__PROBLEM DESCRIPTION__: Read the listing below and copy out every line that holds "year".

Records contained in a dataset:
• • •
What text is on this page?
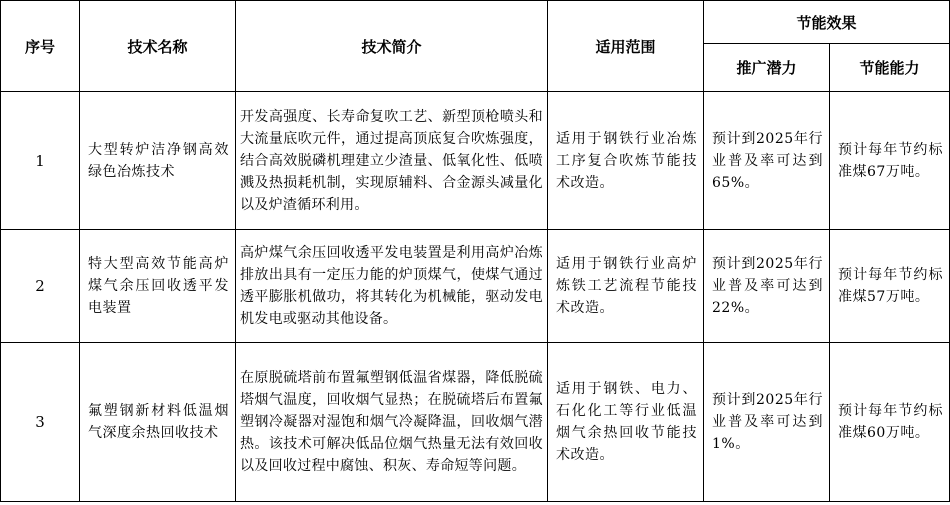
序号	技术名称	技术简介	适用范围	节能效果	
				推广潜力	节能能力
1	大型转炉洁净钢高效绿色冶炼技术	开发高强度、长寿命复吹工艺、新型顶枪喷头和大流量底吹元件，通过提高顶底复合吹炼强度，结合高效脱磷机理建立少渣量、低氧化性、低喷溅及热损耗机制，实现原辅料、合金源头减量化以及炉渣循环利用。	适用于钢铁行业冶炼工序复合吹炼节能技术改造。	预计到2025年行业普及率可达到65%。	预计每年节约标准煤67万吨。
2	特大型高效节能高炉煤气余压回收透平发电装置	高炉煤气余压回收透平发电装置是利用高炉冶炼排放出具有一定压力能的炉顶煤气，使煤气通过透平膨胀机做功，将其转化为机械能，驱动发电机发电或驱动其他设备。	适用于钢铁行业高炉炼铁工艺流程节能技术改造。	预计到2025年行业普及率可达到22%。	预计每年节约标准煤57万吨。
3	氟塑钢新材料低温烟气深度余热回收技术	在原脱硫塔前布置氟塑钢低温省煤器，降低脱硫塔烟气温度，回收烟气显热；在脱硫塔后布置氟塑钢冷凝器对湿饱和烟气冷凝降温，回收烟气潜热。该技术可解决低品位烟气热量无法有效回收以及回收过程中腐蚀、积灰、寿命短等问题。	适用于钢铁、电力、石化化工等行业低温烟气余热回收节能技术改造。	预计到2025年行业普及率可达到1%。	预计每年节约标准煤60万吨。
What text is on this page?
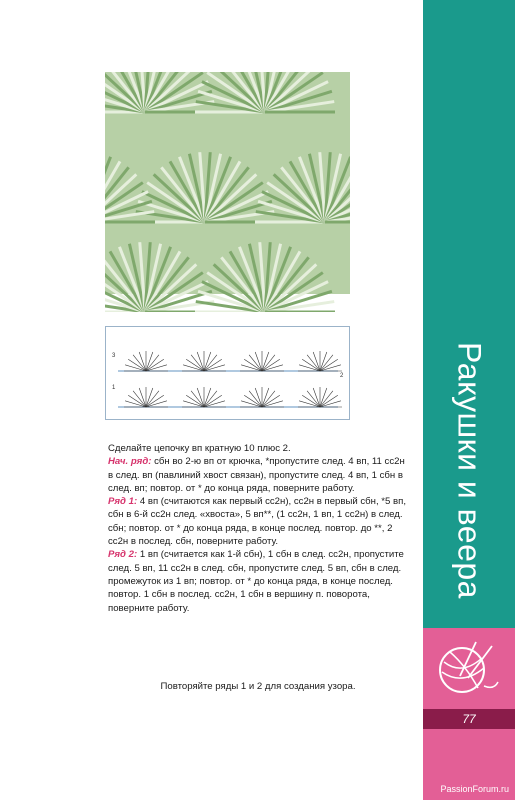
3
2
1

Сделайте цепочку вп кратную 10 плюс 2.

Нач. ряд: сбн во 2-ю вп от крючка, *пропустите след. 4 вп, 11 сс2н в след. вп (павлиний хвост связан), пропустите след. 4 вп, 1 сбн в след. вп; повтор. от * до конца ряда, поверните работу.

Ряд 1: 4 вп (считаются как первый сс2н), сс2н в первый сбн, *5 вп, сбн в 6-й сс2н след. «хвоста», 5 вп**, (1 сс2н, 1 вп, 1 сс2н) в след. сбн; повтор. от * до конца ряда, в конце послед. повтор. до **, 2 сс2н в послед. сбн, поверните работу.

Ряд 2: 1 вп (считается как 1-й сбн), 1 сбн в след. сс2н, пропустите след. 5 вп, 11 сс2н в след. сбн, пропустите след. 5 вп, сбн в след. промежуток из 1 вп; повтор. от * до конца ряда, в конце послед. повтор. 1 сбн в послед. сс2н, 1 сбн в вершину п. поворота, поверните работу.

Повторяйте ряды 1 и 2 для создания узора.
Ракушки и веера
77
PassionForum.ru
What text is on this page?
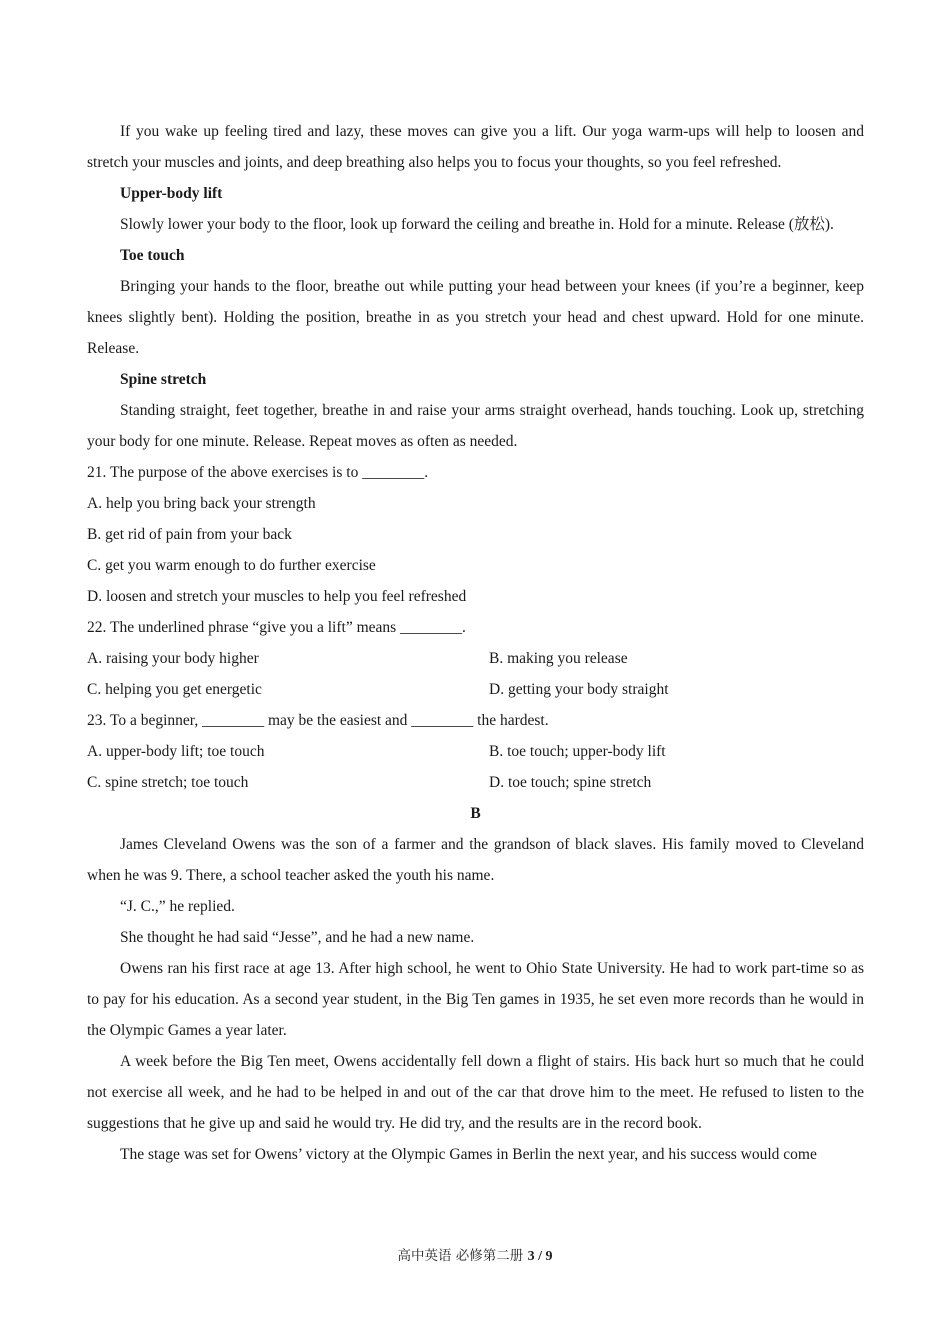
If you wake up feeling tired and lazy, these moves can give you a lift. Our yoga warm-ups will help to loosen and stretch your muscles and joints, and deep breathing also helps you to focus your thoughts, so you feel refreshed.
Upper-body lift
Slowly lower your body to the floor, look up forward the ceiling and breathe in. Hold for a minute. Release (放松).
Toe touch
Bringing your hands to the floor, breathe out while putting your head between your knees (if you’re a beginner, keep knees slightly bent). Holding the position, breathe in as you stretch your head and chest upward. Hold for one minute. Release.
Spine stretch
Standing straight, feet together, breathe in and raise your arms straight overhead, hands touching. Look up, stretching your body for one minute. Release. Repeat moves as often as needed.
21. The purpose of the above exercises is to ________.
A. help you bring back your strength
B. get rid of pain from your back
C. get you warm enough to do further exercise
D. loosen and stretch your muscles to help you feel refreshed
22. The underlined phrase “give you a lift” means ________.
A. raising your body higher	B. making you release
C. helping you get energetic	D. getting your body straight
23. To a beginner, ________ may be the easiest and ________ the hardest.
A. upper-body lift; toe touch	B. toe touch; upper-body lift
C. spine stretch; toe touch	D. toe touch; spine stretch
B
James Cleveland Owens was the son of a farmer and the grandson of black slaves. His family moved to Cleveland when he was 9. There, a school teacher asked the youth his name.
“J. C.,” he replied.
She thought he had said “Jesse”, and he had a new name.
Owens ran his first race at age 13. After high school, he went to Ohio State University. He had to work part-time so as to pay for his education. As a second year student, in the Big Ten games in 1935, he set even more records than he would in the Olympic Games a year later.
A week before the Big Ten meet, Owens accidentally fell down a flight of stairs. His back hurt so much that he could not exercise all week, and he had to be helped in and out of the car that drove him to the meet. He refused to listen to the suggestions that he give up and said he would try. He did try, and the results are in the record book.
The stage was set for Owens’ victory at the Olympic Games in Berlin the next year, and his success would come
高中英语 必修第二册 3 / 9
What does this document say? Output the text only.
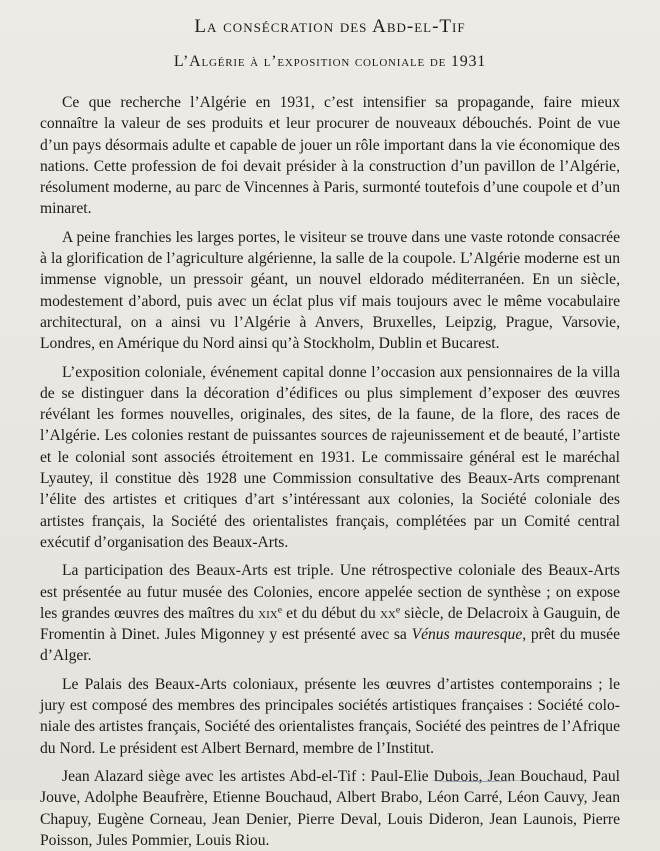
La consécration des Abd-el-Tif
L’Algérie à l’exposition coloniale de 1931

Ce que recherche l’Algérie en 1931, c’est intensifier sa propagande, faire mieux connaître la valeur de ses produits et leur procurer de nouveaux débouchés. Point de vue d’un pays désormais adulte et capable de jouer un rôle important dans la vie économique des nations. Cette profession de foi devait présider à la construction d’un pavillon de l’Algérie, résolument moderne, au parc de Vincennes à Paris, surmonté toutefois d’une coupole et d’un minaret.

A peine franchies les larges portes, le visiteur se trouve dans une vaste rotonde consacrée à la glorification de l’agriculture algérienne, la salle de la coupole. L’Algérie moderne est un immense vignoble, un pressoir géant, un nouvel eldorado méditerranéen. En un siècle, modestement d’abord, puis avec un éclat plus vif mais toujours avec le même vocabulaire architectural, on a ainsi vu l’Algérie à Anvers, Bruxelles, Leipzig, Prague, Varsovie, Londres, en Amérique du Nord ainsi qu’à Stockholm, Dublin et Bucarest.

L’exposition coloniale, événement capital donne l’occasion aux pensionnaires de la villa de se distinguer dans la décoration d’édifices ou plus simplement d’exposer des œuvres révélant les formes nouvelles, originales, des sites, de la faune, de la flore, des races de l’Algérie. Les colonies restant de puissantes sources de rajeunissement et de beauté, l’artiste et le colonial sont associés étroitement en 1931. Le commissaire général est le maréchal Lyautey, il constitue dès 1928 une Commission consultative des Beaux-Arts comprenant l’élite des artistes et critiques d’art s’intéressant aux colonies, la Société coloniale des artistes français, la Société des orientalistes français, complétées par un Comité central exécutif d’organisation des Beaux-Arts.

La participation des Beaux-Arts est triple. Une rétrospective coloniale des Beaux-Arts est présentée au futur musée des Colonies, encore appelée section de synthèse ; on expose les grandes œuvres des maîtres du xix$^e$ et du début du $xx^e$ siècle, de Delacroix à Gauguin, de Fromentin à Dinet. Jules Migonney y est présenté avec sa Vénus mauresque, prêt du musée d’Alger.

Le Palais des Beaux-Arts coloniaux, présente les œuvres d’artistes contemporains ; le jury est composé des membres des principales sociétés artistiques françaises : Société coloniale des artistes français, Société des orientalistes français, Société des peintres de l’Afrique du Nord. Le président est Albert Bernard, membre de l’Institut.

Jean Alazard siège avec les artistes Abd-el-Tif : Paul-Elie Dubois, Jean Bouchaud, Paul Jouve, Adolphe Beaufrère, Etienne Bouchaud, Albert Brabo, Léon Carré, Léon Cauvy, Jean Chapuy, Eugène Corneau, Jean Denier, Pierre Deval, Louis Dideron, Jean Launois, Pierre Poisson, Jules Pommier, Louis Riou.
• • •
__SOLVED PROBLEM__:
Owens ran his first race at age 13. After high school, he went to Ohio State University. He had to work part-time so as to pay for his education. As a second year student, in the Big Ten games in 1935, he set even more records than he would in the Olympic Games a year later.
The stage was set for Owens’ victory at the Olympic Games in Berlin the next year, and his success would come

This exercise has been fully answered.